[Stored records]
— start —

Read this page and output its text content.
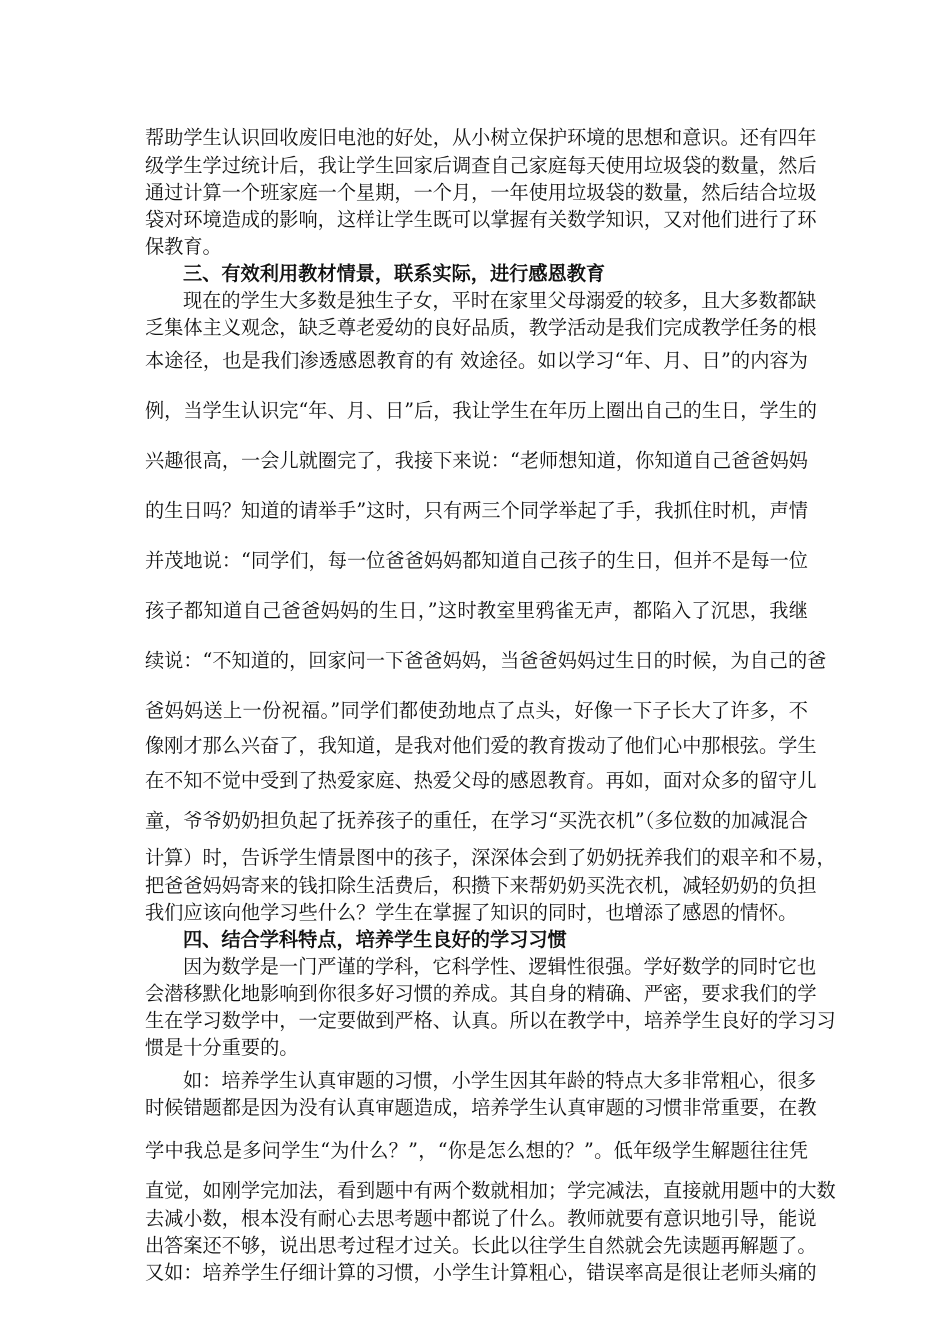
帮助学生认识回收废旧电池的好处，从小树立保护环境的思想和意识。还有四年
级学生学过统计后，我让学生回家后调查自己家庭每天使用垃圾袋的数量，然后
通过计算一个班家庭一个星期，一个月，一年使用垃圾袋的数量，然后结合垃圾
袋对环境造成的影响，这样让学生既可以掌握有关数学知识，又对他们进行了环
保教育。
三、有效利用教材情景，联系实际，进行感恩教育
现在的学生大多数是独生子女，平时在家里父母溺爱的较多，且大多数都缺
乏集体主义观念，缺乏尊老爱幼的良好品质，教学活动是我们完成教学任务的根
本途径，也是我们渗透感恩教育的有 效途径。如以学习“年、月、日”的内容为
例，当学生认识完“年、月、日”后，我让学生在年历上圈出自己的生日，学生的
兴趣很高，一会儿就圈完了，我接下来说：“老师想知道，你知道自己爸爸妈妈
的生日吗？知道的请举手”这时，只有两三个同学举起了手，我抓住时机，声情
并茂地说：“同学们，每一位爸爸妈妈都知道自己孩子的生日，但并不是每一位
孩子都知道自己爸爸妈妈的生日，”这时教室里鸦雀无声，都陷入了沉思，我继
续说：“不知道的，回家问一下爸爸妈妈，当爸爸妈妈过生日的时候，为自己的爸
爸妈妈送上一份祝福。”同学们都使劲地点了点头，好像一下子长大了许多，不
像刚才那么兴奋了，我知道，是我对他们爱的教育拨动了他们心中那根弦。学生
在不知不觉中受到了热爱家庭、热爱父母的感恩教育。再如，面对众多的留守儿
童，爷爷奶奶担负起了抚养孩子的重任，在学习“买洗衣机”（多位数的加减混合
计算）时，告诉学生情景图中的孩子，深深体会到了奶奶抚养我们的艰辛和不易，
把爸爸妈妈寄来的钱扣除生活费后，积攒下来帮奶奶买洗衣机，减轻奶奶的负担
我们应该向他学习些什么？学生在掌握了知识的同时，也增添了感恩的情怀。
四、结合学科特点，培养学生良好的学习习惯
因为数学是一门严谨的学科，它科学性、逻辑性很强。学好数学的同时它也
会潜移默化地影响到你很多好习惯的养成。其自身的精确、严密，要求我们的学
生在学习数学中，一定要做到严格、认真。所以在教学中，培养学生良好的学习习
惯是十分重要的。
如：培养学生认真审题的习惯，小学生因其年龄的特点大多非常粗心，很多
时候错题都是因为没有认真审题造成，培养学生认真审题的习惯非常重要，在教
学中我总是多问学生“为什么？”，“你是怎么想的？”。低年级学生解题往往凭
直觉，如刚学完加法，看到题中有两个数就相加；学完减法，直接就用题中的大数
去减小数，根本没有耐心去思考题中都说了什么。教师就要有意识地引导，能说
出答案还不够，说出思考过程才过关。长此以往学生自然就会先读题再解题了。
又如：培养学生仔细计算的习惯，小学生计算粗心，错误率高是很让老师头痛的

— end —
— start —

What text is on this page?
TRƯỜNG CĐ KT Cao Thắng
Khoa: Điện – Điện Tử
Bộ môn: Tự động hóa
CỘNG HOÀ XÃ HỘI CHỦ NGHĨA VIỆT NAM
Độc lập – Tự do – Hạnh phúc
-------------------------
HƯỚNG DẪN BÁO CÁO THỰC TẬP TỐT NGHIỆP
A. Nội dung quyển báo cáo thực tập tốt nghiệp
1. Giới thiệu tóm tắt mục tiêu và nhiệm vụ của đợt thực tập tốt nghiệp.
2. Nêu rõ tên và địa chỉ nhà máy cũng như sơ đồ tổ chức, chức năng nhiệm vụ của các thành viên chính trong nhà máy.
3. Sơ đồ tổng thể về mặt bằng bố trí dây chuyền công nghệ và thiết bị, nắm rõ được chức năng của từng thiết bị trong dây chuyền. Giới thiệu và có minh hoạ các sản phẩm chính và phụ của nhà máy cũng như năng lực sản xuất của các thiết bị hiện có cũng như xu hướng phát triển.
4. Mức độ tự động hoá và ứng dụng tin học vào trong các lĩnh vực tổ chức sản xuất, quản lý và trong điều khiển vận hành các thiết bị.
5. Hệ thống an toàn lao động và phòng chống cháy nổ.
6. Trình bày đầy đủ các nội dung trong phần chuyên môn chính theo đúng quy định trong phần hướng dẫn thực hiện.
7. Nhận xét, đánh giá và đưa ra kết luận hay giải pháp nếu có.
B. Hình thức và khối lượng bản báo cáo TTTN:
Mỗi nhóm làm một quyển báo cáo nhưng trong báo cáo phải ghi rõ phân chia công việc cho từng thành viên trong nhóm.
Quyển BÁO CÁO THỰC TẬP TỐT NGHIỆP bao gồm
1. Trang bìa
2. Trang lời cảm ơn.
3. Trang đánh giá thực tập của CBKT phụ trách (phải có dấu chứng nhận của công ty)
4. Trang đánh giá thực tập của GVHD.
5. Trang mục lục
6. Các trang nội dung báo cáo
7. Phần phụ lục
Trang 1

— end —

## Instructions for the task
Consider the entries above and return each line with the string "this".

## Problem solution
Read this page and output its text content.
What text is on this page?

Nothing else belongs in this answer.